Task requirements:
Search the records below for the word "content". Pull out each line that has it.

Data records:
··········

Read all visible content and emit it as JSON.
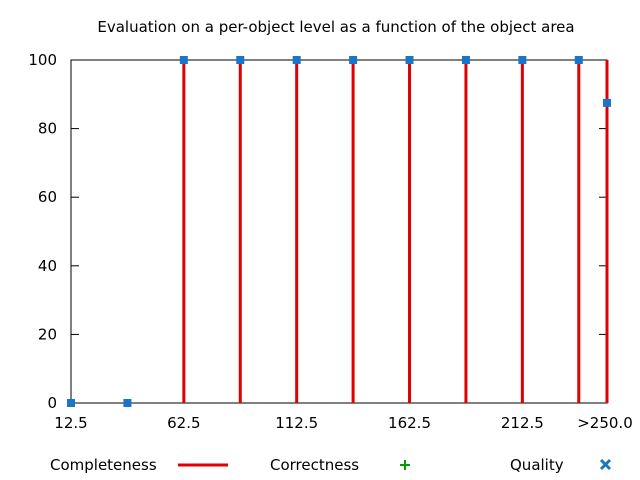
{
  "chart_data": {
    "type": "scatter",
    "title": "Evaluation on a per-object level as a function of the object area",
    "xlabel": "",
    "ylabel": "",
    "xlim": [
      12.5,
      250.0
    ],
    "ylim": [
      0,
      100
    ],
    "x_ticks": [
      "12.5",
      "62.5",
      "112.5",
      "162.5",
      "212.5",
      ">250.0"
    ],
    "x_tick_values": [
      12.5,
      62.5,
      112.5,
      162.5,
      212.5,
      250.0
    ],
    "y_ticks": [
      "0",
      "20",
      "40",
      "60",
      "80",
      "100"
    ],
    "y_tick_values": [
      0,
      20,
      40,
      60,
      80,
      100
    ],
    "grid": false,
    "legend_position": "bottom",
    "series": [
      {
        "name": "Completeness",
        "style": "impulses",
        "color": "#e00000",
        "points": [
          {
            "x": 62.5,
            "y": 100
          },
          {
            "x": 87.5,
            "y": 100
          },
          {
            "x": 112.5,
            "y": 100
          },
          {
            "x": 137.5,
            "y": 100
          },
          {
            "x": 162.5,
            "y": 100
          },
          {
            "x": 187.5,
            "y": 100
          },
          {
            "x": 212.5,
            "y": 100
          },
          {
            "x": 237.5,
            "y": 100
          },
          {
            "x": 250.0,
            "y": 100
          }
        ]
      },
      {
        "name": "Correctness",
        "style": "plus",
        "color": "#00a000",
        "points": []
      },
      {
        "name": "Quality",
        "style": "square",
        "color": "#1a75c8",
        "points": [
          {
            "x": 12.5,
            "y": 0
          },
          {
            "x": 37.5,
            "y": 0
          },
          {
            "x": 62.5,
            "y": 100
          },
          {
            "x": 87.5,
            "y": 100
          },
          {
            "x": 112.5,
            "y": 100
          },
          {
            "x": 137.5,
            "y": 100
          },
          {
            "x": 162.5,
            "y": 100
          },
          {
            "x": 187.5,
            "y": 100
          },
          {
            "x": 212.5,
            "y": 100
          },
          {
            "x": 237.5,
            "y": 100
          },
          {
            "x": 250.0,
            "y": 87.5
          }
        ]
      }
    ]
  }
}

··········

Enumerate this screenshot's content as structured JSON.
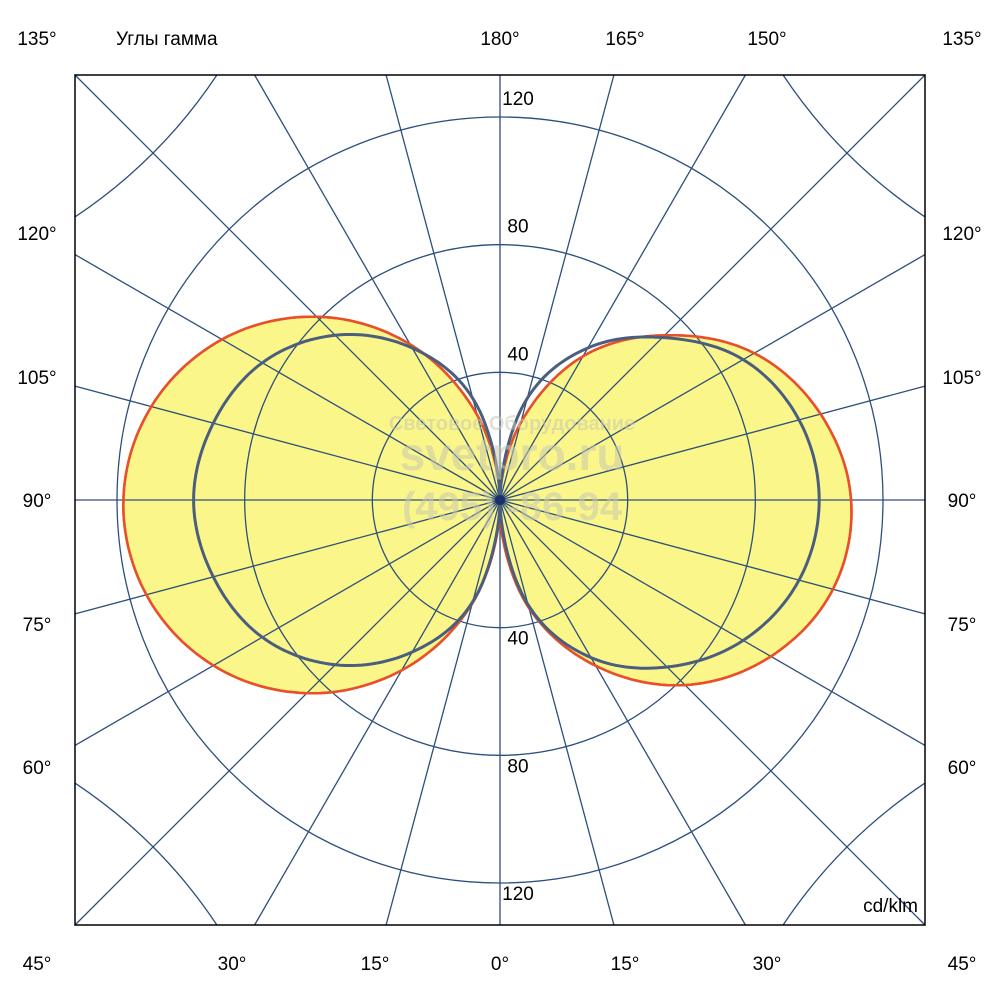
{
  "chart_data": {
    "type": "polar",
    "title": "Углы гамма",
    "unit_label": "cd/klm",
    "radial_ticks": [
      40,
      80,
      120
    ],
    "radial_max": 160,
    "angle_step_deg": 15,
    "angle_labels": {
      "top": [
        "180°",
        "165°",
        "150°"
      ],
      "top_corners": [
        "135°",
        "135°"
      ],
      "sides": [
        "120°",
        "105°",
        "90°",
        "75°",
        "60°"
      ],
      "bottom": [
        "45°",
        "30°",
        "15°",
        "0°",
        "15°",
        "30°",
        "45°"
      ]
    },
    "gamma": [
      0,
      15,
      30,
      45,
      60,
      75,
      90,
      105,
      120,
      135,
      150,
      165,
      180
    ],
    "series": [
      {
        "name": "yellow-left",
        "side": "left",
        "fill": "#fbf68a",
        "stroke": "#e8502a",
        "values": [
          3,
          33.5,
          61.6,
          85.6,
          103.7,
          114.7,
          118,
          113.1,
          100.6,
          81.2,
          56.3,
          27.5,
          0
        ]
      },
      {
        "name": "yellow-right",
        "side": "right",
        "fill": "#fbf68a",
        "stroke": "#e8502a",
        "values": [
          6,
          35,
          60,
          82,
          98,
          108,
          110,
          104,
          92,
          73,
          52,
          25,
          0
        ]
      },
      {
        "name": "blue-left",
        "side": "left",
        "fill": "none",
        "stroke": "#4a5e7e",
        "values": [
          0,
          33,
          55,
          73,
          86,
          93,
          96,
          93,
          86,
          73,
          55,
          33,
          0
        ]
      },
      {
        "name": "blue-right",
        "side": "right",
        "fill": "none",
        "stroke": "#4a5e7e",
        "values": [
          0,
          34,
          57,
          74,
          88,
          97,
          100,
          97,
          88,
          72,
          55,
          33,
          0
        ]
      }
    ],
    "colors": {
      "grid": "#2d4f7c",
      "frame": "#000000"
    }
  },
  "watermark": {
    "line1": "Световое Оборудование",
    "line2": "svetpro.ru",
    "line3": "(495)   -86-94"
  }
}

··········

Result:
Read all visible content and emit it as JSON.
Enumerate this screenshot's content as structured JSON.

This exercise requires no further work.